* **WHAT YOU ARE ASKED TO DO**:
Here are some entries; quote each one exactly.

Data entries
_____
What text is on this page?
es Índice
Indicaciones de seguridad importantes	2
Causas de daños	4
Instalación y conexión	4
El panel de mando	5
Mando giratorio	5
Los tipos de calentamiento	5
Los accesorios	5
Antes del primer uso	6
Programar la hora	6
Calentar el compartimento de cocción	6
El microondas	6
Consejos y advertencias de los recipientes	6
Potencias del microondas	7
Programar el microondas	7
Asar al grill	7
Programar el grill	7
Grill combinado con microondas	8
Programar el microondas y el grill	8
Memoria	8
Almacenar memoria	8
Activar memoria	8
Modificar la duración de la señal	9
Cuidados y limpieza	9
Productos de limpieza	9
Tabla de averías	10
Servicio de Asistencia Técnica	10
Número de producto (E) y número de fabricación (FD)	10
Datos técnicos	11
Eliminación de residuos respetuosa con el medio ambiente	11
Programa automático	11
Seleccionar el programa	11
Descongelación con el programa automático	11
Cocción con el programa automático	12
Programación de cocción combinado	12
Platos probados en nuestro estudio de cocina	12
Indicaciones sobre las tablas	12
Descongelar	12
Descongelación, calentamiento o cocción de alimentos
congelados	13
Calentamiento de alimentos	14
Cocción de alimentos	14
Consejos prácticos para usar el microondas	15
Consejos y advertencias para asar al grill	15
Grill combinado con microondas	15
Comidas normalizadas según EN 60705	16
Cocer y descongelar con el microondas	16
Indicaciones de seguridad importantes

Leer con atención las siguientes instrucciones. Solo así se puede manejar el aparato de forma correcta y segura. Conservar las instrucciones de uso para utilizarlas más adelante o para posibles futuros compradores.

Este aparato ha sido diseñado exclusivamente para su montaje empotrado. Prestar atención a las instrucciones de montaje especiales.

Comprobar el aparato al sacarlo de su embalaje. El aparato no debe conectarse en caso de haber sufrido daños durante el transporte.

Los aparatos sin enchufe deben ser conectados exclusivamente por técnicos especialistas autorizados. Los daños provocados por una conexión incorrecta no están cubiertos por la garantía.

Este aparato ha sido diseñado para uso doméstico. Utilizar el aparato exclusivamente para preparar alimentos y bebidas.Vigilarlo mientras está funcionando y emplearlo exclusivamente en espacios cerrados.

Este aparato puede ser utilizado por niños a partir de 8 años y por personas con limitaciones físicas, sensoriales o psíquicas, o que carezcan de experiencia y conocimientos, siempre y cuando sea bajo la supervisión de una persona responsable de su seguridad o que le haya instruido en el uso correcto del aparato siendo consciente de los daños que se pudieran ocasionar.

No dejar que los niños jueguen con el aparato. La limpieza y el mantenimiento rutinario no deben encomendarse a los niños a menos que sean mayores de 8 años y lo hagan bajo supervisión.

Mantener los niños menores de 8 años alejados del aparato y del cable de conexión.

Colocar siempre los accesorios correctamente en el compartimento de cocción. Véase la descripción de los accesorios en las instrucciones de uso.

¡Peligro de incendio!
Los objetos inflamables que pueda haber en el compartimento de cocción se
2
_____
* **OUTPUT FOR THIS TASK**:
What text is on this page?
es Índice
Indicaciones de seguridad importantes	2
Causas de daños	4
Instalación y conexión	4
El panel de mando	5
Mando giratorio	5
Los tipos de calentamiento	5
Los accesorios	5
Antes del primer uso	6
Programar la hora	6
Calentar el compartimento de cocción	6
El microondas	6
Consejos y advertencias de los recipientes	6
Potencias del microondas	7
Programar el microondas	7
Asar al grill	7
Programar el grill	7
Grill combinado con microondas	8
Programar el microondas y el grill	8
Memoria	8
Almacenar memoria	8
Activar memoria	8
Modificar la duración de la señal	9
Cuidados y limpieza	9
Productos de limpieza	9
Tabla de averías	10
Servicio de Asistencia Técnica	10
Número de producto (E) y número de fabricación (FD)	10
Datos técnicos	11
Eliminación de residuos respetuosa con el medio ambiente	11
Programa automático	11
Seleccionar el programa	11
Descongelación con el programa automático	11
Cocción con el programa automático	12
Programación de cocción combinado	12
Platos probados en nuestro estudio de cocina	12
Indicaciones sobre las tablas	12
Descongelar	12
Descongelación, calentamiento o cocción de alimentos
congelados	13
Calentamiento de alimentos	14
Cocción de alimentos	14
Consejos prácticos para usar el microondas	15
Consejos y advertencias para asar al grill	15
Grill combinado con microondas	15
Comidas normalizadas según EN 60705	16
Cocer y descongelar con el microondas	16
Indicaciones de seguridad importantes

Leer con atención las siguientes instrucciones. Solo así se puede manejar el aparato de forma correcta y segura. Conservar las instrucciones de uso para utilizarlas más adelante o para posibles futuros compradores.

Este aparato ha sido diseñado exclusivamente para su montaje empotrado. Prestar atención a las instrucciones de montaje especiales.

Comprobar el aparato al sacarlo de su embalaje. El aparato no debe conectarse en caso de haber sufrido daños durante el transporte.

Los aparatos sin enchufe deben ser conectados exclusivamente por técnicos especialistas autorizados. Los daños provocados por una conexión incorrecta no están cubiertos por la garantía.

Este aparato ha sido diseñado para uso doméstico. Utilizar el aparato exclusivamente para preparar alimentos y bebidas.Vigilarlo mientras está funcionando y emplearlo exclusivamente en espacios cerrados.

Este aparato puede ser utilizado por niños a partir de 8 años y por personas con limitaciones físicas, sensoriales o psíquicas, o que carezcan de experiencia y conocimientos, siempre y cuando sea bajo la supervisión de una persona responsable de su seguridad o que le haya instruido en el uso correcto del aparato siendo consciente de los daños que se pudieran ocasionar.

No dejar que los niños jueguen con el aparato. La limpieza y el mantenimiento rutinario no deben encomendarse a los niños a menos que sean mayores de 8 años y lo hagan bajo supervisión.

Mantener los niños menores de 8 años alejados del aparato y del cable de conexión.

Colocar siempre los accesorios correctamente en el compartimento de cocción. Véase la descripción de los accesorios en las instrucciones de uso.

¡Peligro de incendio!
Los objetos inflamables que pueda haber en el compartimento de cocción se
2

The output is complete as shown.